**REQUIRED TASK:** Transcribe each line of the records below exactly, excluding any embedded images.

**RECORDS FOR THIS EXERCISE:**
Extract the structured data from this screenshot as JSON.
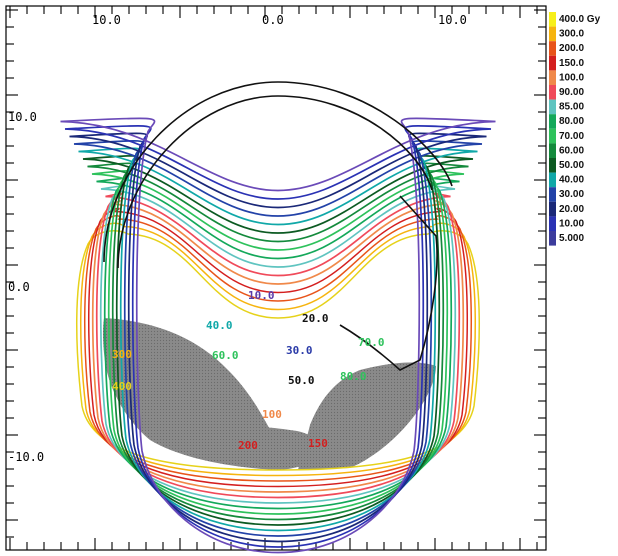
{
  "axes": {
    "top_ticks": [
      "10.0",
      "0.0",
      "10.0"
    ],
    "left_ticks": [
      "10.0",
      "0.0",
      "-10.0"
    ]
  },
  "legend": [
    {
      "label": "400.0 Gy",
      "color": "#f7ef1a"
    },
    {
      "label": "300.0",
      "color": "#f6b40f"
    },
    {
      "label": "200.0",
      "color": "#e8541a"
    },
    {
      "label": "150.0",
      "color": "#d41f1f"
    },
    {
      "label": "100.0",
      "color": "#f0894a"
    },
    {
      "label": "90.00",
      "color": "#f04a5a"
    },
    {
      "label": "85.00",
      "color": "#5fc4c0"
    },
    {
      "label": "80.00",
      "color": "#14a85a"
    },
    {
      "label": "70.00",
      "color": "#2ec25c"
    },
    {
      "label": "60.00",
      "color": "#148a3c"
    },
    {
      "label": "50.00",
      "color": "#0c5a22"
    },
    {
      "label": "40.00",
      "color": "#10a8a8"
    },
    {
      "label": "30.00",
      "color": "#2242a8"
    },
    {
      "label": "20.00",
      "color": "#1a2878"
    },
    {
      "label": "10.00",
      "color": "#2a32b4"
    },
    {
      "label": "5.000",
      "color": "#3c3c9c"
    }
  ],
  "contour_labels": [
    {
      "text": "10.0",
      "color": "#5a3aa8"
    },
    {
      "text": "20.0",
      "color": "#111111"
    },
    {
      "text": "30.0",
      "color": "#2a3aa8"
    },
    {
      "text": "40.0",
      "color": "#10a8a8"
    },
    {
      "text": "50.0",
      "color": "#111111"
    },
    {
      "text": "60.0",
      "color": "#2ec25c"
    },
    {
      "text": "70.0",
      "color": "#2ec25c"
    },
    {
      "text": "80.0",
      "color": "#2ec25c"
    },
    {
      "text": "100",
      "color": "#f0894a"
    },
    {
      "text": "150",
      "color": "#d41f1f"
    },
    {
      "text": "200",
      "color": "#d41f1f"
    },
    {
      "text": "300",
      "color": "#f6b40f"
    },
    {
      "text": "400",
      "color": "#e6d21a"
    }
  ]
}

**RESULT OF THE TASK:**
Extract the structured data from this screenshot as JSON.
{
  "axes": {
    "top_ticks": [
      "10.0",
      "0.0",
      "10.0"
    ],
    "left_ticks": [
      "10.0",
      "0.0",
      "-10.0"
    ]
  },
  "legend": [
    {
      "label": "400.0 Gy",
      "color": "#f7ef1a"
    },
    {
      "label": "300.0",
      "color": "#f6b40f"
    },
    {
      "label": "200.0",
      "color": "#e8541a"
    },
    {
      "label": "150.0",
      "color": "#d41f1f"
    },
    {
      "label": "100.0",
      "color": "#f0894a"
    },
    {
      "label": "90.00",
      "color": "#f04a5a"
    },
    {
      "label": "85.00",
      "color": "#5fc4c0"
    },
    {
      "label": "80.00",
      "color": "#14a85a"
    },
    {
      "label": "70.00",
      "color": "#2ec25c"
    },
    {
      "label": "60.00",
      "color": "#148a3c"
    },
    {
      "label": "50.00",
      "color": "#0c5a22"
    },
    {
      "label": "40.00",
      "color": "#10a8a8"
    },
    {
      "label": "30.00",
      "color": "#2242a8"
    },
    {
      "label": "20.00",
      "color": "#1a2878"
    },
    {
      "label": "10.00",
      "color": "#2a32b4"
    },
    {
      "label": "5.000",
      "color": "#3c3c9c"
    }
  ],
  "contour_labels": [
    {
      "text": "10.0",
      "color": "#5a3aa8"
    },
    {
      "text": "20.0",
      "color": "#111111"
    },
    {
      "text": "30.0",
      "color": "#2a3aa8"
    },
    {
      "text": "40.0",
      "color": "#10a8a8"
    },
    {
      "text": "50.0",
      "color": "#111111"
    },
    {
      "text": "60.0",
      "color": "#2ec25c"
    },
    {
      "text": "70.0",
      "color": "#2ec25c"
    },
    {
      "text": "80.0",
      "color": "#2ec25c"
    },
    {
      "text": "100",
      "color": "#f0894a"
    },
    {
      "text": "150",
      "color": "#d41f1f"
    },
    {
      "text": "200",
      "color": "#d41f1f"
    },
    {
      "text": "300",
      "color": "#f6b40f"
    },
    {
      "text": "400",
      "color": "#e6d21a"
    }
  ]
}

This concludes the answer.